Looking at the listing, state how many of its lines contain the string "unconscious". Write only the number.

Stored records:
* Start *

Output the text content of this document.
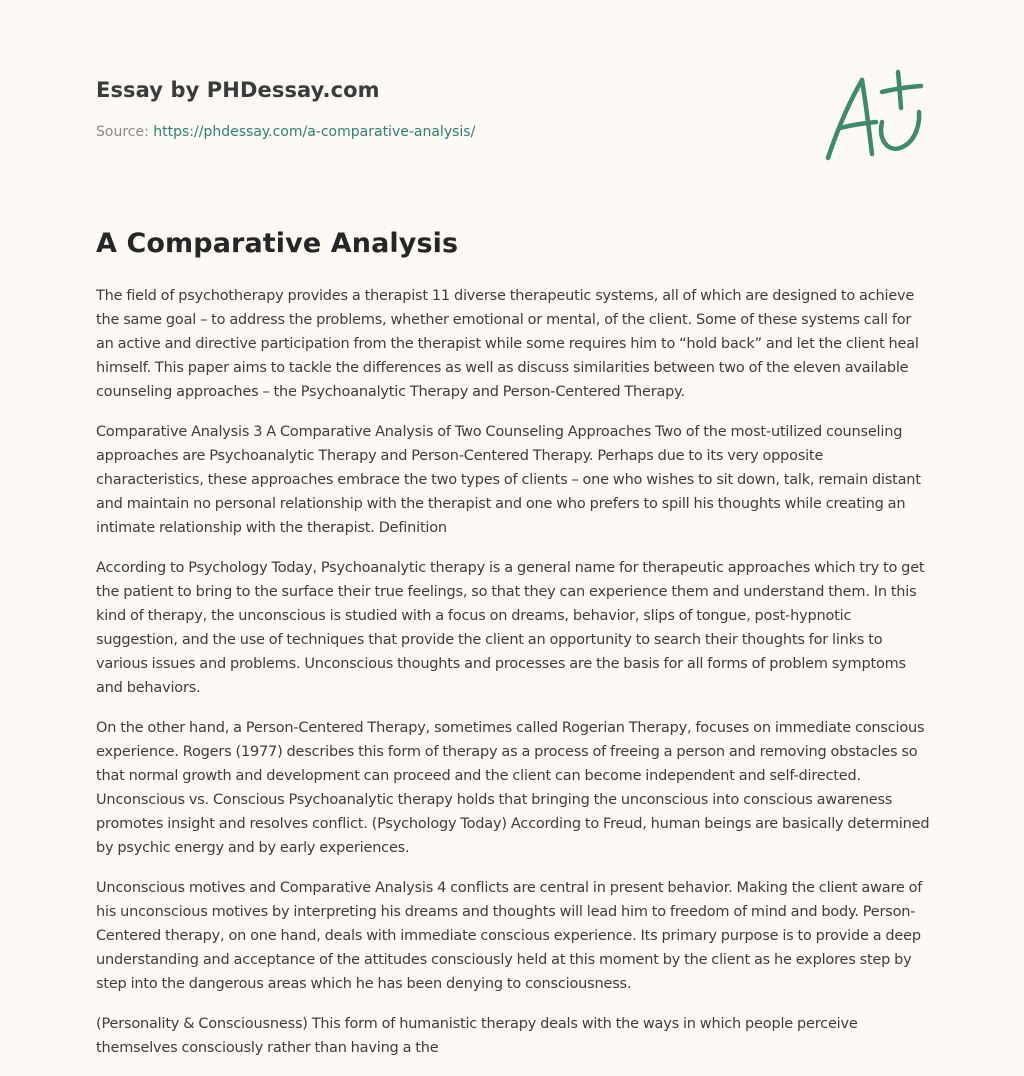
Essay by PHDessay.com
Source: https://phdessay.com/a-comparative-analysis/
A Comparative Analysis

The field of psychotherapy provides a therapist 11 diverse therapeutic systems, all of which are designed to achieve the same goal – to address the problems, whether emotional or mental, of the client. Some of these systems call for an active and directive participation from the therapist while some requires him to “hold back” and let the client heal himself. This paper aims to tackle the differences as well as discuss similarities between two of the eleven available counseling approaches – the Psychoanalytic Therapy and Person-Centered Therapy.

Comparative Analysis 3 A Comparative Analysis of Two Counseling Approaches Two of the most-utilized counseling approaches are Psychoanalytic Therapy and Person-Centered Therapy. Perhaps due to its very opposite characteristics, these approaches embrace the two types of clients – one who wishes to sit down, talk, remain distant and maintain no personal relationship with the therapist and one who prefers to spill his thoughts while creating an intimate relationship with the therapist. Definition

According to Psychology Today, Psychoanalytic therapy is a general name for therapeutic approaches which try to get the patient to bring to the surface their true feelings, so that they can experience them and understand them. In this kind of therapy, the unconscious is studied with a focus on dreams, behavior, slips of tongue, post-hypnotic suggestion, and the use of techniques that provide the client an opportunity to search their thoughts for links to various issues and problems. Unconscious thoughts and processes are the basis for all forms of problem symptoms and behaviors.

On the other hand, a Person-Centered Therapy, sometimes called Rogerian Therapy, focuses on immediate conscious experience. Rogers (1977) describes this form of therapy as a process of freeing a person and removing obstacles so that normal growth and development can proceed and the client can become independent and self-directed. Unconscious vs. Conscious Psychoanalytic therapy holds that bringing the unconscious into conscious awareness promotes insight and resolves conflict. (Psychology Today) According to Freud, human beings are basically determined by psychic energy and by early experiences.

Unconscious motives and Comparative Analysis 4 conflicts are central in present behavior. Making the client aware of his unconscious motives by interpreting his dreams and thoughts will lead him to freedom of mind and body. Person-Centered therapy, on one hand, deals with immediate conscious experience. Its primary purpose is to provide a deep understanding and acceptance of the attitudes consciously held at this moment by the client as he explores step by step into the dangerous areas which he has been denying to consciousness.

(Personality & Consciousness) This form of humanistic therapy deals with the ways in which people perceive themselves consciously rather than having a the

* End *

> _Full output_: 3